Exercise aim: All the data below goes into the copy word for word, but the pictures don't.

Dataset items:
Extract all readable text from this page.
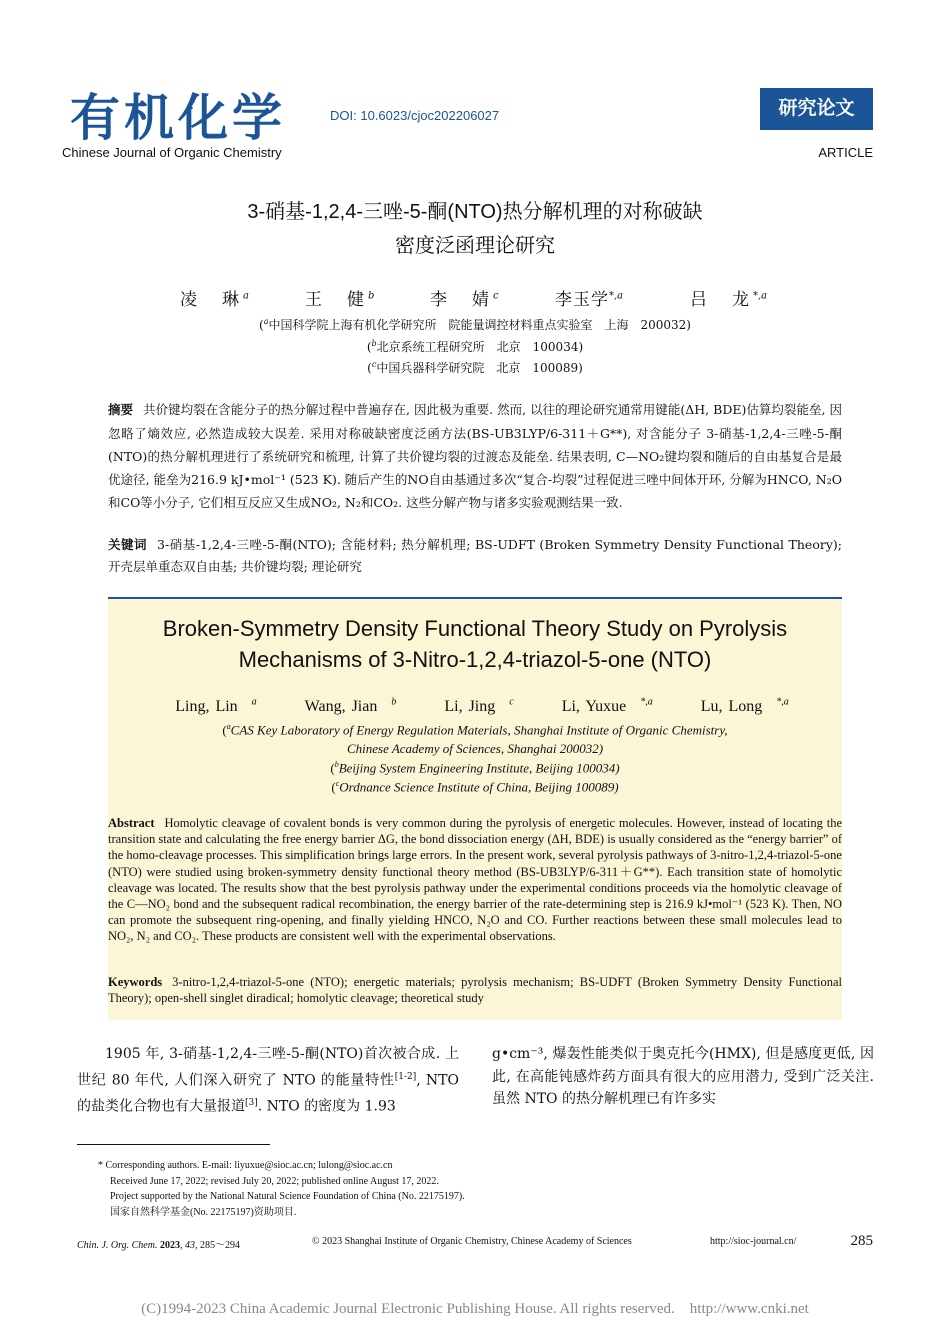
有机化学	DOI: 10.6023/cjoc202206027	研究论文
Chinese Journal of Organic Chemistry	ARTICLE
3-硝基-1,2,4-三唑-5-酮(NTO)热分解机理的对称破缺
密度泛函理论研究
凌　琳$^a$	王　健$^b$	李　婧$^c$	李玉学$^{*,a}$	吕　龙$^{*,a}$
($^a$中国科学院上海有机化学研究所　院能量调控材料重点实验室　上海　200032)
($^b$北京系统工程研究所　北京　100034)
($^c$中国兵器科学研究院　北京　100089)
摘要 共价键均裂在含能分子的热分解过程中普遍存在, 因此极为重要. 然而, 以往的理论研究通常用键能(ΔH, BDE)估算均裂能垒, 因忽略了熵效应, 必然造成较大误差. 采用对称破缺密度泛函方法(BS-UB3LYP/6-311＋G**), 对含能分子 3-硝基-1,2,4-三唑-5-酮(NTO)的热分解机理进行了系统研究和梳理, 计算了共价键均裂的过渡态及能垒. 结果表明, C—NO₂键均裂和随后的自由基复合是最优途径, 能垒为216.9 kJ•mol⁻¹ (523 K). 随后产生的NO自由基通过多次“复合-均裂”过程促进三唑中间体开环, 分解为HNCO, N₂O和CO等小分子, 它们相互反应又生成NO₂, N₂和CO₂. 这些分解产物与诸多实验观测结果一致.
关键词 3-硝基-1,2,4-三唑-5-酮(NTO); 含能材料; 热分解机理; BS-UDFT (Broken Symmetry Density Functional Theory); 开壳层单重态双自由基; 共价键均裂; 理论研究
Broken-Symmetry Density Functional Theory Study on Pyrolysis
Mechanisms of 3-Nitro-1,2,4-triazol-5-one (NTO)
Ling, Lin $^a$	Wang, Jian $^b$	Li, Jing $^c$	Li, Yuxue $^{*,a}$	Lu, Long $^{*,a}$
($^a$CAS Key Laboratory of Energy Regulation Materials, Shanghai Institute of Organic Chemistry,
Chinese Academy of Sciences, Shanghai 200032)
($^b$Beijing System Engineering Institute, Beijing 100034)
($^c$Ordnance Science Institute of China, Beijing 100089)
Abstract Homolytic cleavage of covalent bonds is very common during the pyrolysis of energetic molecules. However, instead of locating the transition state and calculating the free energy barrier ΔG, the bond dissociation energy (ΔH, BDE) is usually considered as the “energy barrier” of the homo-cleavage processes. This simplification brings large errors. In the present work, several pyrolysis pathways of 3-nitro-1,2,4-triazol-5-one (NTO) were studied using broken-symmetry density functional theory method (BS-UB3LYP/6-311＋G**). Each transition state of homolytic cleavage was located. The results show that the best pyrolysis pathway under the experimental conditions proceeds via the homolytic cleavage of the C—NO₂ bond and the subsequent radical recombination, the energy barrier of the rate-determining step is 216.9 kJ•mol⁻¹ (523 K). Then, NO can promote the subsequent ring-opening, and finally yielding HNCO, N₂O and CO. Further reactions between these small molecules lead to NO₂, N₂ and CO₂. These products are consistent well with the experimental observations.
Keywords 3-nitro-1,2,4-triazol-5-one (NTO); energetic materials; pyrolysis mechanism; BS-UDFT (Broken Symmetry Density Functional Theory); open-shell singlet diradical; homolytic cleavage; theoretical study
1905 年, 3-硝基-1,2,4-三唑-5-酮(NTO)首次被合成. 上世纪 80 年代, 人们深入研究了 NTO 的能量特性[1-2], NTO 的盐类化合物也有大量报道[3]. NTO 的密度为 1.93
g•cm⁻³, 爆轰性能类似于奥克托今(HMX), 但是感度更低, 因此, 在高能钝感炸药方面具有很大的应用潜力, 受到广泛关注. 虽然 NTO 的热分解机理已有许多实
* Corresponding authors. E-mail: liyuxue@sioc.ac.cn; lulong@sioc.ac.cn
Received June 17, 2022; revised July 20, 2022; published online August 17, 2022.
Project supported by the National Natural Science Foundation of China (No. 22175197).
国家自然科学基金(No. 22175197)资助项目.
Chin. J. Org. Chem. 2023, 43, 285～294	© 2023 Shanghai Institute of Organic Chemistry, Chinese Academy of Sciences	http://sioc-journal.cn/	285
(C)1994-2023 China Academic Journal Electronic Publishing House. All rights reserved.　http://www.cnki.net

The response:
Extract all readable text from this page.
有机化学	DOI: 10.6023/cjoc202206027	研究论文
Chinese Journal of Organic Chemistry	ARTICLE
3-硝基-1,2,4-三唑-5-酮(NTO)热分解机理的对称破缺
密度泛函理论研究
凌　琳$^a$	王　健$^b$	李　婧$^c$	李玉学$^{*,a}$	吕　龙$^{*,a}$
($^a$中国科学院上海有机化学研究所　院能量调控材料重点实验室　上海　200032)
($^b$北京系统工程研究所　北京　100034)
($^c$中国兵器科学研究院　北京　100089)
摘要 共价键均裂在含能分子的热分解过程中普遍存在, 因此极为重要. 然而, 以往的理论研究通常用键能(ΔH, BDE)估算均裂能垒, 因忽略了熵效应, 必然造成较大误差. 采用对称破缺密度泛函方法(BS-UB3LYP/6-311＋G**), 对含能分子 3-硝基-1,2,4-三唑-5-酮(NTO)的热分解机理进行了系统研究和梳理, 计算了共价键均裂的过渡态及能垒. 结果表明, C—NO₂键均裂和随后的自由基复合是最优途径, 能垒为216.9 kJ•mol⁻¹ (523 K). 随后产生的NO自由基通过多次“复合-均裂”过程促进三唑中间体开环, 分解为HNCO, N₂O和CO等小分子, 它们相互反应又生成NO₂, N₂和CO₂. 这些分解产物与诸多实验观测结果一致.
关键词 3-硝基-1,2,4-三唑-5-酮(NTO); 含能材料; 热分解机理; BS-UDFT (Broken Symmetry Density Functional Theory); 开壳层单重态双自由基; 共价键均裂; 理论研究
Broken-Symmetry Density Functional Theory Study on Pyrolysis
Mechanisms of 3-Nitro-1,2,4-triazol-5-one (NTO)
Ling, Lin $^a$	Wang, Jian $^b$	Li, Jing $^c$	Li, Yuxue $^{*,a}$	Lu, Long $^{*,a}$
($^a$CAS Key Laboratory of Energy Regulation Materials, Shanghai Institute of Organic Chemistry,
Chinese Academy of Sciences, Shanghai 200032)
($^b$Beijing System Engineering Institute, Beijing 100034)
($^c$Ordnance Science Institute of China, Beijing 100089)
Abstract Homolytic cleavage of covalent bonds is very common during the pyrolysis of energetic molecules. However, instead of locating the transition state and calculating the free energy barrier ΔG, the bond dissociation energy (ΔH, BDE) is usually considered as the “energy barrier” of the homo-cleavage processes. This simplification brings large errors. In the present work, several pyrolysis pathways of 3-nitro-1,2,4-triazol-5-one (NTO) were studied using broken-symmetry density functional theory method (BS-UB3LYP/6-311＋G**). Each transition state of homolytic cleavage was located. The results show that the best pyrolysis pathway under the experimental conditions proceeds via the homolytic cleavage of the C—NO₂ bond and the subsequent radical recombination, the energy barrier of the rate-determining step is 216.9 kJ•mol⁻¹ (523 K). Then, NO can promote the subsequent ring-opening, and finally yielding HNCO, N₂O and CO. Further reactions between these small molecules lead to NO₂, N₂ and CO₂. These products are consistent well with the experimental observations.
Keywords 3-nitro-1,2,4-triazol-5-one (NTO); energetic materials; pyrolysis mechanism; BS-UDFT (Broken Symmetry Density Functional Theory); open-shell singlet diradical; homolytic cleavage; theoretical study
1905 年, 3-硝基-1,2,4-三唑-5-酮(NTO)首次被合成. 上世纪 80 年代, 人们深入研究了 NTO 的能量特性[1-2], NTO 的盐类化合物也有大量报道[3]. NTO 的密度为 1.93
g•cm⁻³, 爆轰性能类似于奥克托今(HMX), 但是感度更低, 因此, 在高能钝感炸药方面具有很大的应用潜力, 受到广泛关注. 虽然 NTO 的热分解机理已有许多实
* Corresponding authors. E-mail: liyuxue@sioc.ac.cn; lulong@sioc.ac.cn
Received June 17, 2022; revised July 20, 2022; published online August 17, 2022.
Project supported by the National Natural Science Foundation of China (No. 22175197).
国家自然科学基金(No. 22175197)资助项目.
Chin. J. Org. Chem. 2023, 43, 285～294	© 2023 Shanghai Institute of Organic Chemistry, Chinese Academy of Sciences	http://sioc-journal.cn/	285
(C)1994-2023 China Academic Journal Electronic Publishing House. All rights reserved.　http://www.cnki.net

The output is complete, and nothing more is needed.